> Work to do
Scan the entries below and extract each line with the word "язку" in it.

Saved entries
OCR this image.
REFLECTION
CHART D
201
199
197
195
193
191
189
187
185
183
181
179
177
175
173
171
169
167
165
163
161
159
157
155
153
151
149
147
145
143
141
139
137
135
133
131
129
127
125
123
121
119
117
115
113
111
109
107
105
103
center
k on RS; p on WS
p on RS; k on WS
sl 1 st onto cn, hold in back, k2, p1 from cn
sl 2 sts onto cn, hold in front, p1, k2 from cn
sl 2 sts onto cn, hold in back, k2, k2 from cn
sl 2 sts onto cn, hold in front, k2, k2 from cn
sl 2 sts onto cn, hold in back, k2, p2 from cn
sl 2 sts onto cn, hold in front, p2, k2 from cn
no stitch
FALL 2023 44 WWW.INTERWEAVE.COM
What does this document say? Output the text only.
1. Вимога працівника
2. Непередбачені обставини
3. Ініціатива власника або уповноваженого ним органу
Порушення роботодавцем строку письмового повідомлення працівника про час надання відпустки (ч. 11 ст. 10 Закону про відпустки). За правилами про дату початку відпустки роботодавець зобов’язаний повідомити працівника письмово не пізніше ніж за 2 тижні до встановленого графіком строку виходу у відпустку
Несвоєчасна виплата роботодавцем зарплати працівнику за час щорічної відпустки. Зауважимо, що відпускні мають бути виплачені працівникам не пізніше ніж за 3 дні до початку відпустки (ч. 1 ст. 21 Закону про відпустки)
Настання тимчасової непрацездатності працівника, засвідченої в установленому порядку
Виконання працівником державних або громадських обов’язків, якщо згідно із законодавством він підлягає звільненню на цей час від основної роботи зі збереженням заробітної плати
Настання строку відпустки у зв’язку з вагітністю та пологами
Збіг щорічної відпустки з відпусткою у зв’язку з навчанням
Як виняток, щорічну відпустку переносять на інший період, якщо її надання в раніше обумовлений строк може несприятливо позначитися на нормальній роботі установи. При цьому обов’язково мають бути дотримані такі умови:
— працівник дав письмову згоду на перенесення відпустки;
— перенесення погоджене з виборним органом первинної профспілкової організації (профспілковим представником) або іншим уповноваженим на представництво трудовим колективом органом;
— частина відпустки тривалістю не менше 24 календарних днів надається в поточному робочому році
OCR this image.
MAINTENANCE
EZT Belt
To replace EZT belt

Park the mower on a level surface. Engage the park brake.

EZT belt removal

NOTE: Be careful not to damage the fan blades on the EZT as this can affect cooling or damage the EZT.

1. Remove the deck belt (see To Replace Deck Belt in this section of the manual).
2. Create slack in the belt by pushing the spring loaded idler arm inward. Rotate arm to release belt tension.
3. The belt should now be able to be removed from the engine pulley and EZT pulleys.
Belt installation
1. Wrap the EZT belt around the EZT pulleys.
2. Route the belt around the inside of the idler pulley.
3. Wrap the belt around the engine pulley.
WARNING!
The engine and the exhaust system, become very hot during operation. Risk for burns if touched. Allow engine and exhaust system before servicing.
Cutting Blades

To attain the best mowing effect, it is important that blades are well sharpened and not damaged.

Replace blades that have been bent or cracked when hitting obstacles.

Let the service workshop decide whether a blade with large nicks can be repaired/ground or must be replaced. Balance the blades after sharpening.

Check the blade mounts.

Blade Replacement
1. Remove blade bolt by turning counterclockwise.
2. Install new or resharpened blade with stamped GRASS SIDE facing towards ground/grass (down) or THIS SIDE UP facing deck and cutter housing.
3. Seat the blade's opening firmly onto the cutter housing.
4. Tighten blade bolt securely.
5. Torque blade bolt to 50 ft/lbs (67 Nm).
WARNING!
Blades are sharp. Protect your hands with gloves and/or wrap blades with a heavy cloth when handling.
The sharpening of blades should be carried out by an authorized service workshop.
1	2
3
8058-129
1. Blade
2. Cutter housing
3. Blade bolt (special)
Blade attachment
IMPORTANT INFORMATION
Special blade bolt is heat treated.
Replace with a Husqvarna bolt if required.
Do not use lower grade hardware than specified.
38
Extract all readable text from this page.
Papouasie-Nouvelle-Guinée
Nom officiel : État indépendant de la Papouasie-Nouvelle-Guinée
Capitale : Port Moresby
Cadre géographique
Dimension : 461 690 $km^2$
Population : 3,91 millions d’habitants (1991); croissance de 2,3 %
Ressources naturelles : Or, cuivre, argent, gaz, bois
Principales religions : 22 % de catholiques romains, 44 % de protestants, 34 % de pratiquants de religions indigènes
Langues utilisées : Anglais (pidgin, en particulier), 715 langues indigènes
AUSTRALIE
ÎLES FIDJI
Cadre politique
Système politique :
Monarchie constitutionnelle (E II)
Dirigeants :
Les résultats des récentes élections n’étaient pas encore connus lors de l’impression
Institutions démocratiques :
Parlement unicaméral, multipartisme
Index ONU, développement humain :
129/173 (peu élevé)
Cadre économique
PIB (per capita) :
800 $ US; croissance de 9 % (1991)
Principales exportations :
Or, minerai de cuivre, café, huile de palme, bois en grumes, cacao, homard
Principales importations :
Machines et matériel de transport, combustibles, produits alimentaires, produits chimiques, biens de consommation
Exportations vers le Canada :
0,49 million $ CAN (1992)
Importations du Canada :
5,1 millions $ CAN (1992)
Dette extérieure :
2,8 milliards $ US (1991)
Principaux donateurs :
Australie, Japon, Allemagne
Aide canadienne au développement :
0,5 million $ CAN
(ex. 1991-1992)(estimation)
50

> Answer for the task
Настання строку відпустки у зв’язку з вагітністю та пологами
Збіг щорічної відпустки з відпусткою у зв’язку з навчанням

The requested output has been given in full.